● RECORDS PROVIDED:

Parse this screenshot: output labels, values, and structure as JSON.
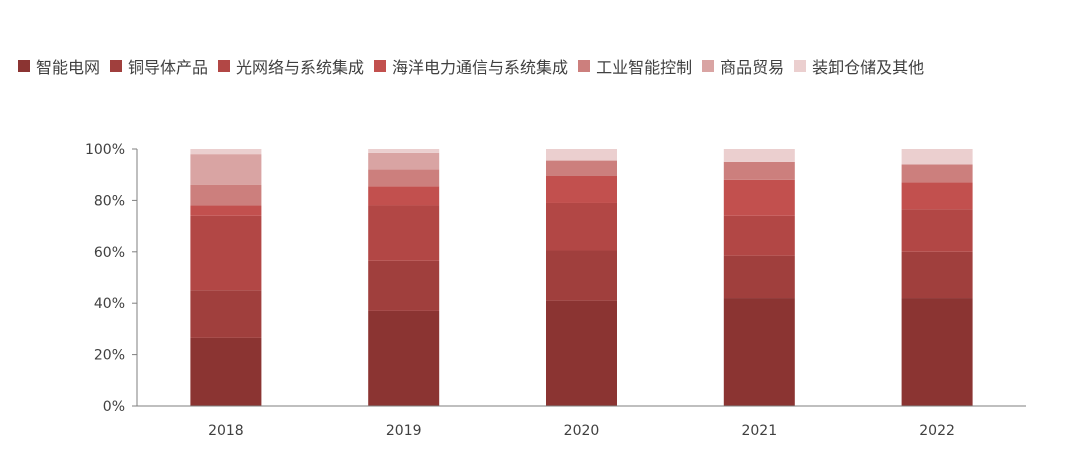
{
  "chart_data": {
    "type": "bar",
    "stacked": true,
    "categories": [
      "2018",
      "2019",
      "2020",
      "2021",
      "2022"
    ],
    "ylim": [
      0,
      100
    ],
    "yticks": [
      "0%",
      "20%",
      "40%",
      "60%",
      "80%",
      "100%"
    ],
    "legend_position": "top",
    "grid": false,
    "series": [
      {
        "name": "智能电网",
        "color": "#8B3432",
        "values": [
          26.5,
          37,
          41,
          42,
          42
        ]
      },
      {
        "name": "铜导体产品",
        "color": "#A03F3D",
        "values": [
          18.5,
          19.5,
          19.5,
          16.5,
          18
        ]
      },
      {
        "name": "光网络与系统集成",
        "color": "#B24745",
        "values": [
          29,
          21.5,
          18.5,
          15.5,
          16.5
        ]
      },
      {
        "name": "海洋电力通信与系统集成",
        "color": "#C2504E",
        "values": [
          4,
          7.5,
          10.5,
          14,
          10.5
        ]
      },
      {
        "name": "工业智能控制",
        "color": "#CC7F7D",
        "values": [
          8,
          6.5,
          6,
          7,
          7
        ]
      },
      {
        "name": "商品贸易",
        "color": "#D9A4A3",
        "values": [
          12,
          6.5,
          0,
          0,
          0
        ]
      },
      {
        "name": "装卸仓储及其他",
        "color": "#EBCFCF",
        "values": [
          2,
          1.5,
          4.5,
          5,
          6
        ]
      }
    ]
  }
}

...

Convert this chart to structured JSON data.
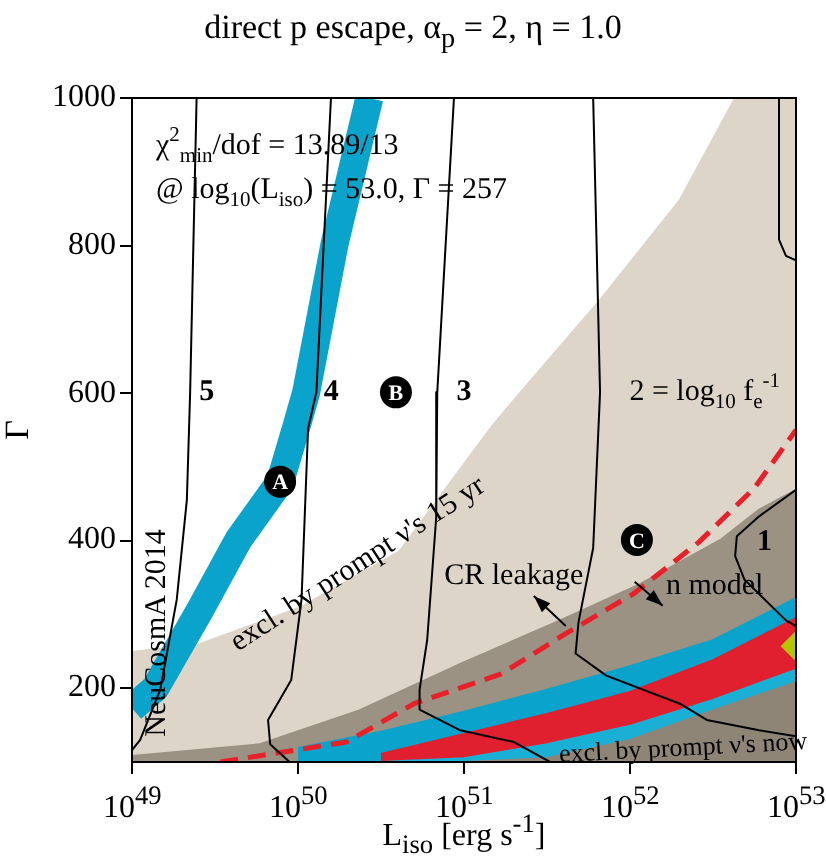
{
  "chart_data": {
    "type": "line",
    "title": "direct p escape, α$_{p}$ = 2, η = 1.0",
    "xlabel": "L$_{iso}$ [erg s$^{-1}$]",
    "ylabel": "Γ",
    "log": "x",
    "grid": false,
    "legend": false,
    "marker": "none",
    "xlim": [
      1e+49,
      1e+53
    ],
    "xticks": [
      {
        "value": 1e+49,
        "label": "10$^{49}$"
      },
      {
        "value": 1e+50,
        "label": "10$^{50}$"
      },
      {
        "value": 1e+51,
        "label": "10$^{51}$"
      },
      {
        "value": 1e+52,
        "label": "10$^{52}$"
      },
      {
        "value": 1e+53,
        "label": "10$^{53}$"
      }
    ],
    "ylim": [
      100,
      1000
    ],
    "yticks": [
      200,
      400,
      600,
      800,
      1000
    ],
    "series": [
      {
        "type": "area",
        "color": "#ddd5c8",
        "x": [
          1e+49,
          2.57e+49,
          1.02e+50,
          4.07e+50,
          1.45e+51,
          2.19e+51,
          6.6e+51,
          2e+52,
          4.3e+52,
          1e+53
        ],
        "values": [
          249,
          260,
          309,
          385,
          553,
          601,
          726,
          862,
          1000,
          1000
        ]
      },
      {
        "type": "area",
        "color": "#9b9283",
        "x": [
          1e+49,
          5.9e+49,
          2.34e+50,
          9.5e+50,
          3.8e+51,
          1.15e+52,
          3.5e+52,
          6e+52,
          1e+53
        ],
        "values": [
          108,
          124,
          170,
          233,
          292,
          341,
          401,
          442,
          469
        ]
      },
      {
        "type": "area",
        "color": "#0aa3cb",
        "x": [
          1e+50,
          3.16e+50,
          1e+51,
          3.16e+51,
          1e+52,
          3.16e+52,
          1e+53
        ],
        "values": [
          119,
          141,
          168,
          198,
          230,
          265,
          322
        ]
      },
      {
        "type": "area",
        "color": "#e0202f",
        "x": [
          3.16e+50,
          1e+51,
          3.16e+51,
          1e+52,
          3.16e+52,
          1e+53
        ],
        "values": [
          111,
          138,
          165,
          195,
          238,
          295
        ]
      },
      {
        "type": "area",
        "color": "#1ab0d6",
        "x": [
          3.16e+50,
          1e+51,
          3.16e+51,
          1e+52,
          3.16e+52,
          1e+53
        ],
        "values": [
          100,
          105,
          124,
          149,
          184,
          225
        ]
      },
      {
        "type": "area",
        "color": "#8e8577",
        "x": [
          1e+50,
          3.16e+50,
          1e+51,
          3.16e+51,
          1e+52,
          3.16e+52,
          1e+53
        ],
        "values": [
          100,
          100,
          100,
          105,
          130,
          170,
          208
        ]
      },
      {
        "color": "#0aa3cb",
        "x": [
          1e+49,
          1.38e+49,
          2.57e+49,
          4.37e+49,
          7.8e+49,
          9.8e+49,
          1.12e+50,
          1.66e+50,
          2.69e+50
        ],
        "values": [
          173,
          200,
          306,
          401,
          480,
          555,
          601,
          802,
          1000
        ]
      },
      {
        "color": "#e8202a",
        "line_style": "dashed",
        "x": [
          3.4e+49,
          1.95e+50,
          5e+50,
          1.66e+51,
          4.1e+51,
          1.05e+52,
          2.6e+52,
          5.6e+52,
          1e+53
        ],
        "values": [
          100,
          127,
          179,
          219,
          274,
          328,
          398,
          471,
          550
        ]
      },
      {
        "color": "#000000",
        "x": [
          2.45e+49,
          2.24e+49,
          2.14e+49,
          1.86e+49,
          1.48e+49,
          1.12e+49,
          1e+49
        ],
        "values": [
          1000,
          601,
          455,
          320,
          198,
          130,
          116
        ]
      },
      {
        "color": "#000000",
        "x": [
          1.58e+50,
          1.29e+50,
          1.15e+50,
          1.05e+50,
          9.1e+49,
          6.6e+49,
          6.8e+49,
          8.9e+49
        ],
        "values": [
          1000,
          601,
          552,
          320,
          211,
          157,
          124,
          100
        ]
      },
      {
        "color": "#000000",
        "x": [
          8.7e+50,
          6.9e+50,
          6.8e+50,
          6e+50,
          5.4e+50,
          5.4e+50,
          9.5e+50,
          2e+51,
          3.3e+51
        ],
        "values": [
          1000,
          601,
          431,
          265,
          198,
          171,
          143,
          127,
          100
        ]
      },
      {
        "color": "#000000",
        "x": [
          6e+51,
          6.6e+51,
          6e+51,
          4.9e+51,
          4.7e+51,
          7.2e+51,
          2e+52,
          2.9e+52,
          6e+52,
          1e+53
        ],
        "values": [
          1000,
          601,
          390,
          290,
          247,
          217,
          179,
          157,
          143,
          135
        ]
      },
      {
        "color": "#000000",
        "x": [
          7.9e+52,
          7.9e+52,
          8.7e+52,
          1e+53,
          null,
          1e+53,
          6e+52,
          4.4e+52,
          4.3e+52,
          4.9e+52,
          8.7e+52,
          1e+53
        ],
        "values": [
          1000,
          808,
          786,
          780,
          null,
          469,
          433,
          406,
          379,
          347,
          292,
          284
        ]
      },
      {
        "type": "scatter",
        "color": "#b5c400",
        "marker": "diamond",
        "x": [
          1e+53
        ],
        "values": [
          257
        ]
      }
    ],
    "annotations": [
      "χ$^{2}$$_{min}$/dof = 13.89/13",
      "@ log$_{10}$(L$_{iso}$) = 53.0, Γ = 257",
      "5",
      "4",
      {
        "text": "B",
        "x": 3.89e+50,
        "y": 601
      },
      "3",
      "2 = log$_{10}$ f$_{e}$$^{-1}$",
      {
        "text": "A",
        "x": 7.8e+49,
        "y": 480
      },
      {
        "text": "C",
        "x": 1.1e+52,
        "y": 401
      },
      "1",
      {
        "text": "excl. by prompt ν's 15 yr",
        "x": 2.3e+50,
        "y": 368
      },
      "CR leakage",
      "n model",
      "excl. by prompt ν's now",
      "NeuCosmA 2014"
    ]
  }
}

...

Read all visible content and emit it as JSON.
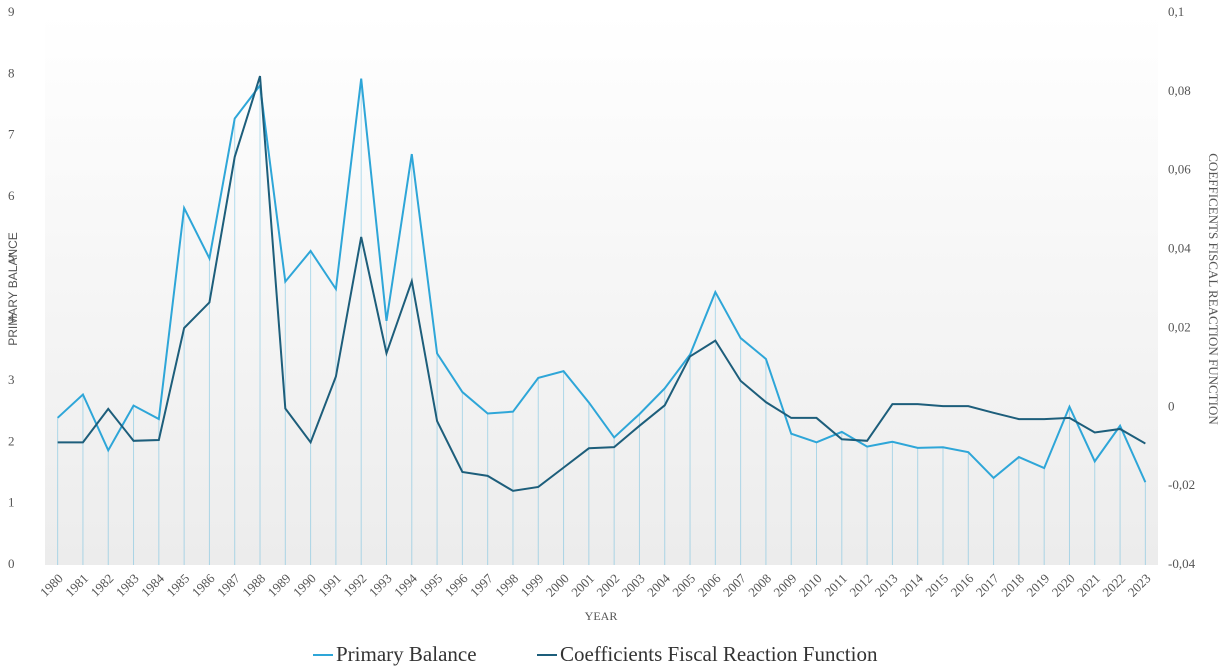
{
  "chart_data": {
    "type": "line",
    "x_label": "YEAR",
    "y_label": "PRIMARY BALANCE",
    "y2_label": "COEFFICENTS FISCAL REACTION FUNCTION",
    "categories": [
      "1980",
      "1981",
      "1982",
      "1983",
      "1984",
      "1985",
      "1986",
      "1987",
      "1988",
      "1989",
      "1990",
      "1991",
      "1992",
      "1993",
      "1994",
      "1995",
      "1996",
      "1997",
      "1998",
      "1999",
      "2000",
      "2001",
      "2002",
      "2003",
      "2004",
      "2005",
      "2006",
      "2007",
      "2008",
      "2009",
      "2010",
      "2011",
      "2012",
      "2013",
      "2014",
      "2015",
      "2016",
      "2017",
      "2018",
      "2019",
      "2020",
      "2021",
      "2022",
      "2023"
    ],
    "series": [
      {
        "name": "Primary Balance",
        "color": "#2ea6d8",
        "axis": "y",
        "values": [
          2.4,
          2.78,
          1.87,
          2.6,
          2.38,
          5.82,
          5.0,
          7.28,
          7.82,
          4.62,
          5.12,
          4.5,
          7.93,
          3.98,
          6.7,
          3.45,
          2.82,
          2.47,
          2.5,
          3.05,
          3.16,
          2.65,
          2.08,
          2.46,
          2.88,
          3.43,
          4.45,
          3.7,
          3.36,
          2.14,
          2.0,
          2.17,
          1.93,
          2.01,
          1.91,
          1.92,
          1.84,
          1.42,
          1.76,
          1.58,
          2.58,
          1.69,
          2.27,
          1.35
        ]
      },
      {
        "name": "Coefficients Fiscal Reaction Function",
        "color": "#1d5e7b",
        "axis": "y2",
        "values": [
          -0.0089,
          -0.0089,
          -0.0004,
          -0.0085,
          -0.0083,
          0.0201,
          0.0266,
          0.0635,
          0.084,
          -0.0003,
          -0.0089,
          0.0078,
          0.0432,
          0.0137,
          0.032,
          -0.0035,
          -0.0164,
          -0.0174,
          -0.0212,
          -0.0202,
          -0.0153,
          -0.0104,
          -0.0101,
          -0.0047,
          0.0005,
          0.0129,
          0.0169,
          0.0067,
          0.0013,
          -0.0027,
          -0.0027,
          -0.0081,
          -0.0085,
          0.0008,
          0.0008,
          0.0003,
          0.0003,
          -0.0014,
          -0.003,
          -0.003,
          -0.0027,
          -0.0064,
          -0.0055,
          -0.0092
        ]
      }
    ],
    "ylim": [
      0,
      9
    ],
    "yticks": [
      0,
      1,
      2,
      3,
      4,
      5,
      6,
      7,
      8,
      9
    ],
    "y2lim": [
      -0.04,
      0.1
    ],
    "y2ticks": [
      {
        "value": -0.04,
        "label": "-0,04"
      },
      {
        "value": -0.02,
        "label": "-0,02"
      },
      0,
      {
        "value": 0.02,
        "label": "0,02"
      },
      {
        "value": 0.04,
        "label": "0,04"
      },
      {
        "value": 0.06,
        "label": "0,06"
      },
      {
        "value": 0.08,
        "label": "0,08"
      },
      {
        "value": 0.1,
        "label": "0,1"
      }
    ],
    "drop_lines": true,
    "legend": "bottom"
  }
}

● EXERCISE: Determine the number of lines in the entries above where the string "name" appears. Answer with the number alone.

● RESPONSE TO THE TASK: 9